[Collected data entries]
* * * * *

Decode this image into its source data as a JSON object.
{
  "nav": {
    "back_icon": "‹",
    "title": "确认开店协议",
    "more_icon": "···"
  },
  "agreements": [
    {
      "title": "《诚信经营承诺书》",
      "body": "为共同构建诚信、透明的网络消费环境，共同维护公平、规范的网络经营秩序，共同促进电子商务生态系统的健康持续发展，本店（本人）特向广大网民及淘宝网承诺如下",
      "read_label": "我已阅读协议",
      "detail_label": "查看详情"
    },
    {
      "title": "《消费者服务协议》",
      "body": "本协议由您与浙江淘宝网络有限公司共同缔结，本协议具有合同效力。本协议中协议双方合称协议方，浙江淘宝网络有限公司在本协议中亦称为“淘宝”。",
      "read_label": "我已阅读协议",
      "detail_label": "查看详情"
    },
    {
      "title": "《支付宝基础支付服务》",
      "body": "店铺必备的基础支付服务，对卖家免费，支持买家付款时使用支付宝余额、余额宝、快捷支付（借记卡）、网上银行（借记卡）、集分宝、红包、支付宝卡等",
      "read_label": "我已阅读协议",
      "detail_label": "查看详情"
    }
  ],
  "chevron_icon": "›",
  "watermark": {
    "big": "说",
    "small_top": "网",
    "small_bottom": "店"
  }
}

* * * * *

▸ EXERCISE PROMPT:
Write every entry out again exactly.

▸ EXERCISE OUTPUT:
Decode this image into its source data as a JSON object.
{
  "nav": {
    "back_icon": "‹",
    "title": "确认开店协议",
    "more_icon": "···"
  },
  "agreements": [
    {
      "title": "《诚信经营承诺书》",
      "body": "为共同构建诚信、透明的网络消费环境，共同维护公平、规范的网络经营秩序，共同促进电子商务生态系统的健康持续发展，本店（本人）特向广大网民及淘宝网承诺如下",
      "read_label": "我已阅读协议",
      "detail_label": "查看详情"
    },
    {
      "title": "《消费者服务协议》",
      "body": "本协议由您与浙江淘宝网络有限公司共同缔结，本协议具有合同效力。本协议中协议双方合称协议方，浙江淘宝网络有限公司在本协议中亦称为“淘宝”。",
      "read_label": "我已阅读协议",
      "detail_label": "查看详情"
    },
    {
      "title": "《支付宝基础支付服务》",
      "body": "店铺必备的基础支付服务，对卖家免费，支持买家付款时使用支付宝余额、余额宝、快捷支付（借记卡）、网上银行（借记卡）、集分宝、红包、支付宝卡等",
      "read_label": "我已阅读协议",
      "detail_label": "查看详情"
    }
  ],
  "chevron_icon": "›",
  "watermark": {
    "big": "说",
    "small_top": "网",
    "small_bottom": "店"
  }
}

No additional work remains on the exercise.